Once the pictures are set aside, transcribe the remaining data exactly.
-- Begin Supplied material --
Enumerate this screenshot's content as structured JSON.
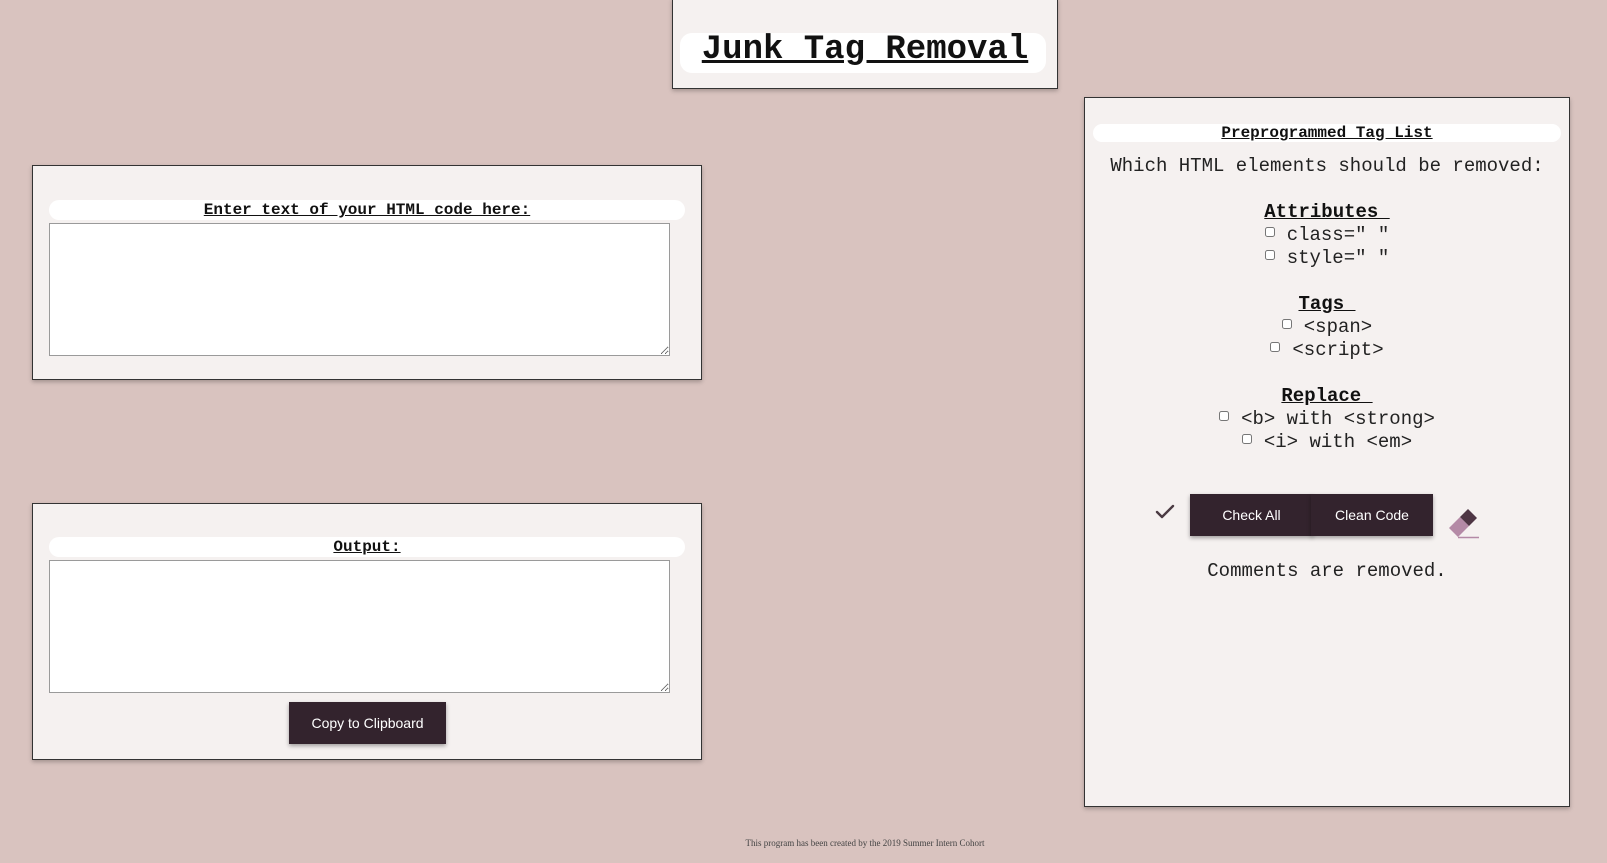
{
  "header": {
    "title": "Junk Tag Removal"
  },
  "input": {
    "label": "Enter text of your HTML code here:",
    "value": ""
  },
  "output": {
    "label": "Output:",
    "value": "",
    "copy_button_label": "Copy to Clipboard"
  },
  "options": {
    "panel_title": "Preprogrammed Tag List",
    "question": "Which HTML elements should be removed:",
    "sections": {
      "attributes": {
        "heading": "Attributes ",
        "items": [
          {
            "label": "class=\" \"",
            "checked": false
          },
          {
            "label": "style=\" \"",
            "checked": false
          }
        ]
      },
      "tags": {
        "heading": "Tags ",
        "items": [
          {
            "label": "<span>",
            "checked": false
          },
          {
            "label": "<script>",
            "checked": false
          }
        ]
      },
      "replace": {
        "heading": "Replace ",
        "items": [
          {
            "label": "<b> with <strong>",
            "checked": false
          },
          {
            "label": "<i> with <em>",
            "checked": false
          }
        ]
      }
    },
    "check_all_label": "Check All",
    "clean_code_label": "Clean Code",
    "check_icon": "check-icon",
    "eraser_icon": "eraser-icon",
    "note": "Comments are removed."
  },
  "footer": {
    "credit": "This program has been created by the 2019 Summer Intern Cohort"
  },
  "colors": {
    "background": "#d9c3bf",
    "panel": "#f5f1f0",
    "button": "#33232d",
    "button_text": "#ffffff",
    "eraser_accent": "#b48aa6"
  }
}
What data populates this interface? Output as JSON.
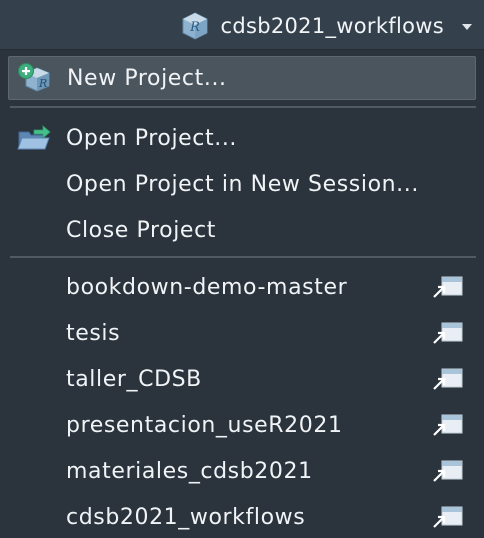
-- End Supplied material --
» **Output for this task**
Enumerate this screenshot's content as structured JSON.
{
  "header": {
    "title": "Junk Tag Removal"
  },
  "input": {
    "label": "Enter text of your HTML code here:",
    "value": ""
  },
  "output": {
    "label": "Output:",
    "value": "",
    "copy_button_label": "Copy to Clipboard"
  },
  "options": {
    "panel_title": "Preprogrammed Tag List",
    "question": "Which HTML elements should be removed:",
    "sections": {
      "attributes": {
        "heading": "Attributes ",
        "items": [
          {
            "label": "class=\" \"",
            "checked": false
          },
          {
            "label": "style=\" \"",
            "checked": false
          }
        ]
      },
      "tags": {
        "heading": "Tags ",
        "items": [
          {
            "label": "<span>",
            "checked": false
          },
          {
            "label": "<script>",
            "checked": false
          }
        ]
      },
      "replace": {
        "heading": "Replace ",
        "items": [
          {
            "label": "<b> with <strong>",
            "checked": false
          },
          {
            "label": "<i> with <em>",
            "checked": false
          }
        ]
      }
    },
    "check_all_label": "Check All",
    "clean_code_label": "Clean Code",
    "check_icon": "check-icon",
    "eraser_icon": "eraser-icon",
    "note": "Comments are removed."
  },
  "footer": {
    "credit": "This program has been created by the 2019 Summer Intern Cohort"
  },
  "colors": {
    "background": "#d9c3bf",
    "panel": "#f5f1f0",
    "button": "#33232d",
    "button_text": "#ffffff",
    "eraser_accent": "#b48aa6"
  }
}
What data populates this interface? Output as JSON.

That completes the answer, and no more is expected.